[Begin The records]

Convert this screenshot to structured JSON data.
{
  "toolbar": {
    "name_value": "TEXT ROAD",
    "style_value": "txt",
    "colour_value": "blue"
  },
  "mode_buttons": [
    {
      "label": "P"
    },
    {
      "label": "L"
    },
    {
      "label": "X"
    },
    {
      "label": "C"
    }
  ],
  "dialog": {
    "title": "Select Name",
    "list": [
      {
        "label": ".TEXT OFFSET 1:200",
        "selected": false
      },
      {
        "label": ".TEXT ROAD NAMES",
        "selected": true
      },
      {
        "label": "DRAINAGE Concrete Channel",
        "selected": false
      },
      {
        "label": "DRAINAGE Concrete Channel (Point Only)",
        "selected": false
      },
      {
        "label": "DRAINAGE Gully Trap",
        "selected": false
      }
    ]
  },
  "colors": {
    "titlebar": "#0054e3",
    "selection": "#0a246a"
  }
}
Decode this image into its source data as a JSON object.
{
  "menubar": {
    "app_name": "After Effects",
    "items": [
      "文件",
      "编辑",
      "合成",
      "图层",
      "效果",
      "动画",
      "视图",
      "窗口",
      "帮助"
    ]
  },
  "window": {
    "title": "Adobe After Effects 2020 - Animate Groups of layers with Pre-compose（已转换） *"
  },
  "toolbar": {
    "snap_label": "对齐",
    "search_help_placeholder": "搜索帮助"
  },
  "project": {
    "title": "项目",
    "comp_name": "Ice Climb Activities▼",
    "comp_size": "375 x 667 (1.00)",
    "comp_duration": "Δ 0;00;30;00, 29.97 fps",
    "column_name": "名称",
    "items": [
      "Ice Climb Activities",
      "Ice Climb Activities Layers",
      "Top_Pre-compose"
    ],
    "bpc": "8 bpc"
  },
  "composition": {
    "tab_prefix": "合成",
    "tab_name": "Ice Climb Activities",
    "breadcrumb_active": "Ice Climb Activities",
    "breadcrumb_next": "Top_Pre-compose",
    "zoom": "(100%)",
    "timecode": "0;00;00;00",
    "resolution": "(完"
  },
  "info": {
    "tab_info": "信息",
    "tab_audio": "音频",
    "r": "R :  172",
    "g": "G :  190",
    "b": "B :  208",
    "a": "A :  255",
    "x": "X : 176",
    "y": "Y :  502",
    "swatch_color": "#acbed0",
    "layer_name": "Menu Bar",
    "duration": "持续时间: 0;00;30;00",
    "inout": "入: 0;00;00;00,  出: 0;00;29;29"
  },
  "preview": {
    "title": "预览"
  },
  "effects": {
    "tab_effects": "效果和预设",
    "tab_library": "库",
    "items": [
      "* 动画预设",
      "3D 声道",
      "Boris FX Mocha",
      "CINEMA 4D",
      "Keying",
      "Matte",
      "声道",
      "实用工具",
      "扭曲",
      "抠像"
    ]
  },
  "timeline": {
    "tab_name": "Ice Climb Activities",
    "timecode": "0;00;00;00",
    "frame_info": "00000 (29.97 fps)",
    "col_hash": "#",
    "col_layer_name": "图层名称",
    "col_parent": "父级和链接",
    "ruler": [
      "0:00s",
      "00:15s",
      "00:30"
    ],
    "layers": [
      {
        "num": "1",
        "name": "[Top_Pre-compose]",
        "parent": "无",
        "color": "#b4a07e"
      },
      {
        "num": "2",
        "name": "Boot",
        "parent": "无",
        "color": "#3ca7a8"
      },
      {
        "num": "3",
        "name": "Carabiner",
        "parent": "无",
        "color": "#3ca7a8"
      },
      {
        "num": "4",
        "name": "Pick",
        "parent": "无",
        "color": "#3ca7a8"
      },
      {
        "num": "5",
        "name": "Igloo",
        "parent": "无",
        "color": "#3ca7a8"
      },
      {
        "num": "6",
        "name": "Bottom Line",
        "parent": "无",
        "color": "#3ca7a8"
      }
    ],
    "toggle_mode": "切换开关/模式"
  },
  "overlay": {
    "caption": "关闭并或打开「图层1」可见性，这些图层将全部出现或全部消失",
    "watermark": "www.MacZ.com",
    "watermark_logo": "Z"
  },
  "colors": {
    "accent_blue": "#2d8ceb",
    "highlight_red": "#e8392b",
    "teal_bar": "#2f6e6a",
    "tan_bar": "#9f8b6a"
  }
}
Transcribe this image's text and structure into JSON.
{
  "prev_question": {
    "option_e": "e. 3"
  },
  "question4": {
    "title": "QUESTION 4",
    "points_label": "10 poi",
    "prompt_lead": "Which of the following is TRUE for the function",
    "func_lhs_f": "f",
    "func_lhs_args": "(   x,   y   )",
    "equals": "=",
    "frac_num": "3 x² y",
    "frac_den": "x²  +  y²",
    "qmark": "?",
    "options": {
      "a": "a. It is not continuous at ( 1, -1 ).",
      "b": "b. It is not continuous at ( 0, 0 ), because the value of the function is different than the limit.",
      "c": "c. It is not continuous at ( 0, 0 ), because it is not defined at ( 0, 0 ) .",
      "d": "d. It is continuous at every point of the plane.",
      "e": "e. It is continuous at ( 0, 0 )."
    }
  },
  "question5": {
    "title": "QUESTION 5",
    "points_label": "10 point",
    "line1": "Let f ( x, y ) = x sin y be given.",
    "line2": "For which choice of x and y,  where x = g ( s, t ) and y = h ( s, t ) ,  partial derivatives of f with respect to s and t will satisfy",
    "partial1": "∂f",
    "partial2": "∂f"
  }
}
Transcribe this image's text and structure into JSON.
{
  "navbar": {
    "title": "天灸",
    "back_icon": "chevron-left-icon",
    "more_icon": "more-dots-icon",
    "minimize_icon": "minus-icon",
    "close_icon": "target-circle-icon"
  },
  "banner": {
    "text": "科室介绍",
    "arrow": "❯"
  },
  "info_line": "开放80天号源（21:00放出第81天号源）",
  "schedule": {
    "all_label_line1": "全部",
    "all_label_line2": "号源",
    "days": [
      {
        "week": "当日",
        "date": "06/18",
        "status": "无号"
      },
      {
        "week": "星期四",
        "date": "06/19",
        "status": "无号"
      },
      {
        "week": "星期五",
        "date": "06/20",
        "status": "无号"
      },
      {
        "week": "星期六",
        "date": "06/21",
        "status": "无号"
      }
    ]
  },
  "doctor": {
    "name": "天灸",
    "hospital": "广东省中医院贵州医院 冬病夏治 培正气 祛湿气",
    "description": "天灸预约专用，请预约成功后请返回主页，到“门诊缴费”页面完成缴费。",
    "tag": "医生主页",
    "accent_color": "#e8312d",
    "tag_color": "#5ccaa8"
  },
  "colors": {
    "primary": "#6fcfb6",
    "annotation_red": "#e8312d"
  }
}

[End The records]

Count how many lines of the listing above include "JSON" and report that number alone.

__Task response__
4